**Requirement:** Below are entries. Pull out all lines containing "Proporção".
——
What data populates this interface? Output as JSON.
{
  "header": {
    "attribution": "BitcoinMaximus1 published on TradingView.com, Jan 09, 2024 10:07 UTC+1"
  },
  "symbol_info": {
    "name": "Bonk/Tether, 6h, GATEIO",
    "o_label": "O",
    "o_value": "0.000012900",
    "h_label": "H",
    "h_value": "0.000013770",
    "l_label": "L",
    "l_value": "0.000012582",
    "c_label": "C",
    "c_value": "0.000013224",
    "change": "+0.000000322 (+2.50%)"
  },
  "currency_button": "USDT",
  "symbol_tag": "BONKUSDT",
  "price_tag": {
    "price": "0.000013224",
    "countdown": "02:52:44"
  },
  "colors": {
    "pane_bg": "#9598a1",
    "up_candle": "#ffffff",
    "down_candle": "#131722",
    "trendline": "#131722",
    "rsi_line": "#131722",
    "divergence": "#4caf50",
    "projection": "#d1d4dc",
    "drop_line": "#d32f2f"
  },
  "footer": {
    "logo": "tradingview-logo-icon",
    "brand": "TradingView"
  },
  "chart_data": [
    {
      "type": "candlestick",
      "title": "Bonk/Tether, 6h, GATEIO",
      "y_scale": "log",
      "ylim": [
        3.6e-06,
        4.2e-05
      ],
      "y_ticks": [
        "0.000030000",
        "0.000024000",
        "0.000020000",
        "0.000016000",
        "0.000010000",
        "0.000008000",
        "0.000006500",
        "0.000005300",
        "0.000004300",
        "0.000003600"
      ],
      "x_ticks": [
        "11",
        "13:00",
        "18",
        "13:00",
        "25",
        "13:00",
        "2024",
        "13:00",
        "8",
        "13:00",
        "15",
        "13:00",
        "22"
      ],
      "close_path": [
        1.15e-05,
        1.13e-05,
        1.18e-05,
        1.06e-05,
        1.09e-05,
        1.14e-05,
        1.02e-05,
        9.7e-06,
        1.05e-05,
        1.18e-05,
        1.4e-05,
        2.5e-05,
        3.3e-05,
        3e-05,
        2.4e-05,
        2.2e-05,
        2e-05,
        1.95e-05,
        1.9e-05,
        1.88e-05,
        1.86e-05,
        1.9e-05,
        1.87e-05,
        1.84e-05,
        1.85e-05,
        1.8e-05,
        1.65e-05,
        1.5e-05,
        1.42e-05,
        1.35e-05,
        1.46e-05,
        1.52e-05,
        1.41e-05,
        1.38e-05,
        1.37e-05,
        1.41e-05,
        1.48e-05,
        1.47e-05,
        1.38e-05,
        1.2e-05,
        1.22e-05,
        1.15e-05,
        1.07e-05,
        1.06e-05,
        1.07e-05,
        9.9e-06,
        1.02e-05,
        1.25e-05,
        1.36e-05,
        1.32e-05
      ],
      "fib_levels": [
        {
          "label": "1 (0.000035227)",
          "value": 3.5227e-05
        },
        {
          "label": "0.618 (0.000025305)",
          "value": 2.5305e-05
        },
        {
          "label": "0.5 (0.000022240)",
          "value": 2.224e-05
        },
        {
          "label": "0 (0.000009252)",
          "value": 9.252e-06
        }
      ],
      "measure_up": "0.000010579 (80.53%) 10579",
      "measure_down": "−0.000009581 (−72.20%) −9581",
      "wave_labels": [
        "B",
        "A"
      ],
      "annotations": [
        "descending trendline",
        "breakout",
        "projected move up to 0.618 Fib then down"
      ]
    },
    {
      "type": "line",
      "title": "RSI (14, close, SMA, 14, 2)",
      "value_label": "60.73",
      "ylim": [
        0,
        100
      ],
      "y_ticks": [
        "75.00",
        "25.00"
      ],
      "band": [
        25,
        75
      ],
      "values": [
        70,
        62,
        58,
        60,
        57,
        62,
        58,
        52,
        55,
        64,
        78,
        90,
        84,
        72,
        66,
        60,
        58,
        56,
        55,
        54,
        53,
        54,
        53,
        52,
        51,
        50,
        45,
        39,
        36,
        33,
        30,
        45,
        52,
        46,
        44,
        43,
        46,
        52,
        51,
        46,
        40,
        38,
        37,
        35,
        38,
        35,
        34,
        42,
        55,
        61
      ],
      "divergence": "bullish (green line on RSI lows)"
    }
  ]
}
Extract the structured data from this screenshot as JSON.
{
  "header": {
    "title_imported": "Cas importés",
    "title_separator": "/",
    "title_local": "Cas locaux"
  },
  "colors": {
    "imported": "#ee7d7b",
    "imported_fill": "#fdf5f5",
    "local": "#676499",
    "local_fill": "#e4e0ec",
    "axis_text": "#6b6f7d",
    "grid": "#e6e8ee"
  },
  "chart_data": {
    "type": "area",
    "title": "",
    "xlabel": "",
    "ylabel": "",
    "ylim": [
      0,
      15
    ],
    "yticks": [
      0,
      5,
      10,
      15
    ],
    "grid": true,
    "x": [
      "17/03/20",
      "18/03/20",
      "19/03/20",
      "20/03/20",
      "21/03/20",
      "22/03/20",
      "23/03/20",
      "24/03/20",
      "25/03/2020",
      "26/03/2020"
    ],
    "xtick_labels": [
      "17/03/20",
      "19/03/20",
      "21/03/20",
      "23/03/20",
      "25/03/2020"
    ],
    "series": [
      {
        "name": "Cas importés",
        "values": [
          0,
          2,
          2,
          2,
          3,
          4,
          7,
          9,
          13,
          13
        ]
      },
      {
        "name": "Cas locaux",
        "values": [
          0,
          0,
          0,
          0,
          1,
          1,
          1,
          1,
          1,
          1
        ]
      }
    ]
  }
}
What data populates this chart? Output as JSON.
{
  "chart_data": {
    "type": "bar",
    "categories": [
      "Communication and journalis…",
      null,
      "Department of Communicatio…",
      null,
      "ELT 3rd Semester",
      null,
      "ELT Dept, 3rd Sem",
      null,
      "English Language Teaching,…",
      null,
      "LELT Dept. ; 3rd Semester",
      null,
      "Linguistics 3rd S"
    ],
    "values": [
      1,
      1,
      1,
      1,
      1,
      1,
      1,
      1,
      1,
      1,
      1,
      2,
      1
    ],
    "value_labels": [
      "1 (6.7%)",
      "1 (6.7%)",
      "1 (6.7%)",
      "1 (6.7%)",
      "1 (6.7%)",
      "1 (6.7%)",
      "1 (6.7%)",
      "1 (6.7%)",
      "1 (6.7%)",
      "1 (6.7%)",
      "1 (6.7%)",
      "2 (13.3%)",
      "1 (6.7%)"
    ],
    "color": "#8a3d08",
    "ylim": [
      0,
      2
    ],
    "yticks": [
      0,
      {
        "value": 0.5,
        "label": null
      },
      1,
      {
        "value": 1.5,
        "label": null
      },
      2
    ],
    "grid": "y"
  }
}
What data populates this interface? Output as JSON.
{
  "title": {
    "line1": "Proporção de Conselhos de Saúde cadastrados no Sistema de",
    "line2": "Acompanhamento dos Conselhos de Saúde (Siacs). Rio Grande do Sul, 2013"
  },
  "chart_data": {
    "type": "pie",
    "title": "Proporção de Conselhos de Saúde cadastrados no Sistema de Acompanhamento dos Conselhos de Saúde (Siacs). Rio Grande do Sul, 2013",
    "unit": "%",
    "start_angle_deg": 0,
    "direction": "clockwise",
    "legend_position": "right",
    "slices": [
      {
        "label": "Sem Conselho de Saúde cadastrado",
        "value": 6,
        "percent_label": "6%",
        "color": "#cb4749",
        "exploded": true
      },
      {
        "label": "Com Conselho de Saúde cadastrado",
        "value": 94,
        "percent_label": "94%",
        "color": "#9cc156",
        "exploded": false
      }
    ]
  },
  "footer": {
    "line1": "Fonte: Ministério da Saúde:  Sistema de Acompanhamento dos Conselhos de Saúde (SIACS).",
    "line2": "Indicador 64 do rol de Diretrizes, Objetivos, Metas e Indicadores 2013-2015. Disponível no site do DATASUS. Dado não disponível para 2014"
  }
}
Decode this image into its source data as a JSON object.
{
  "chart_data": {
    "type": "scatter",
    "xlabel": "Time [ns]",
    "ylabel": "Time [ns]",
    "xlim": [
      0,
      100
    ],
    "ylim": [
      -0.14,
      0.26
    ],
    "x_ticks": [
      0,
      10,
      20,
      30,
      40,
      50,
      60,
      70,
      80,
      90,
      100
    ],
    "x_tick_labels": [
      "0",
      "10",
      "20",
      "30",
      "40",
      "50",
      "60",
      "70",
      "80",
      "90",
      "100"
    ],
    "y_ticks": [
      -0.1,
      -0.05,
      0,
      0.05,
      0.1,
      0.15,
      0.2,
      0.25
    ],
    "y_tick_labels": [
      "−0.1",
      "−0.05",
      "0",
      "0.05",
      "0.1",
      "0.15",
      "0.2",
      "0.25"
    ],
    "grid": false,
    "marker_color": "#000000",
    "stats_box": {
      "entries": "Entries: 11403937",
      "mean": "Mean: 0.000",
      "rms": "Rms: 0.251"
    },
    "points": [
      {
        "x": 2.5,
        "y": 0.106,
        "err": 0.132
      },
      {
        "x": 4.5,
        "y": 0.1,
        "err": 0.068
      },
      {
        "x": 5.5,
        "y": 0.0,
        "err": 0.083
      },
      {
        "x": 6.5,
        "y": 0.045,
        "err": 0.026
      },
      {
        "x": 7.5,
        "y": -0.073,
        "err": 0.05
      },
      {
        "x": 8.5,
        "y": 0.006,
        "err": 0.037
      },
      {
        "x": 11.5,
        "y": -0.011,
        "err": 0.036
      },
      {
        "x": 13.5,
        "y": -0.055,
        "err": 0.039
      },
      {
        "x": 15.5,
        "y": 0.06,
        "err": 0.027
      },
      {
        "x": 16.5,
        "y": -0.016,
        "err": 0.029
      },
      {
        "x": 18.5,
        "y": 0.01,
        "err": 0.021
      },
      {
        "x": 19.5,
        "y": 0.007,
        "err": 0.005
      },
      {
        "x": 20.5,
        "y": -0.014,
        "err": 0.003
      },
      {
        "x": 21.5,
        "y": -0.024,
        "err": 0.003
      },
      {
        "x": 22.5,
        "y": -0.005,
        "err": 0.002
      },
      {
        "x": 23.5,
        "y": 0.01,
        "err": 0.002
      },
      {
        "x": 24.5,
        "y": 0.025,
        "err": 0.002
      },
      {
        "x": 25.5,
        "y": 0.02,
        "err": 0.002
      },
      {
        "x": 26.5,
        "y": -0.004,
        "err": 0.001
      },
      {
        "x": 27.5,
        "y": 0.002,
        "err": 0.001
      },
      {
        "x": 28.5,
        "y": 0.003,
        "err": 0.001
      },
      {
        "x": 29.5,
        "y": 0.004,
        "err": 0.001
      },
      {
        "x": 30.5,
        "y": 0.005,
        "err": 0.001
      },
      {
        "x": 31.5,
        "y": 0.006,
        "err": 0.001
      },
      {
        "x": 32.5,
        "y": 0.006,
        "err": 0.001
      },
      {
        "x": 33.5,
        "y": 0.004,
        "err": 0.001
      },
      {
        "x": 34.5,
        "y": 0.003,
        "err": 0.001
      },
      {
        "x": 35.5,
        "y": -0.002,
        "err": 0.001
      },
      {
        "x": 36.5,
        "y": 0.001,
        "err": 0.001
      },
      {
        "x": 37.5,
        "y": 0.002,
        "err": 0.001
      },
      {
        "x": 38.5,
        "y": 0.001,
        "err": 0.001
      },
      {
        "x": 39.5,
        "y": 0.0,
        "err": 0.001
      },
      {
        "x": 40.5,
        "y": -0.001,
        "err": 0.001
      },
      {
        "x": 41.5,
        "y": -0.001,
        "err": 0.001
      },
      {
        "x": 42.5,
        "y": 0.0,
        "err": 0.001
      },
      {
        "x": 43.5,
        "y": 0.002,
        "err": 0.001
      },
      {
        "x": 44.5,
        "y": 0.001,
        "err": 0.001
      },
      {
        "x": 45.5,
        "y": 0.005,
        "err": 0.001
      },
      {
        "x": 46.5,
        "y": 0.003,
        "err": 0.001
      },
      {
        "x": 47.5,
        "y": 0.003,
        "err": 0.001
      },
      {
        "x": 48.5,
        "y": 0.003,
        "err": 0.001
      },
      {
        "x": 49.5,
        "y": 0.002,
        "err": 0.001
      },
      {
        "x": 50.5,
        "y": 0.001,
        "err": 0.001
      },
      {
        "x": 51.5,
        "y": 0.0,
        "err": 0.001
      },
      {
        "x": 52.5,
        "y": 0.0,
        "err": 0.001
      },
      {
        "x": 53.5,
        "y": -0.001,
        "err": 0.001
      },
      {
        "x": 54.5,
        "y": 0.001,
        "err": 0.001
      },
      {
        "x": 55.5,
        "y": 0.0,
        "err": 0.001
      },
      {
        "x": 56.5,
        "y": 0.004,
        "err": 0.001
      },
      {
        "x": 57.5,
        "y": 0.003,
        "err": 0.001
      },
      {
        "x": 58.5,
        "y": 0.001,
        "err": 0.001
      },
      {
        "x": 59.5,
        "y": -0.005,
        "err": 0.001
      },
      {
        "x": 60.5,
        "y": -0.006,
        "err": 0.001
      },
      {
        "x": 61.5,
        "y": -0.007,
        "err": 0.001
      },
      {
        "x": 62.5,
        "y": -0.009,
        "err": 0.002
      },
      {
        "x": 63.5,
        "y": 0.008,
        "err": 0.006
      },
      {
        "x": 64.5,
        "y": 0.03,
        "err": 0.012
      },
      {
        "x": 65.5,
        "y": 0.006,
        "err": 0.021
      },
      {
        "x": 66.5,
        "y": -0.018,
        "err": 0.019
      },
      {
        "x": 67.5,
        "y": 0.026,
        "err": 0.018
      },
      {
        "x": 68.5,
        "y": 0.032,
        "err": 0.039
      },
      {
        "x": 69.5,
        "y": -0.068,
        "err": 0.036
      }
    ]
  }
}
——
**Exercise solution:**
    "line1": "Proporção de Conselhos de Saúde cadastrados no Sistema de",
    "title": "Proporção de Conselhos de Saúde cadastrados no Sistema de Acompanhamento dos Conselhos de Saúde (Siacs). Rio Grande do Sul, 2013",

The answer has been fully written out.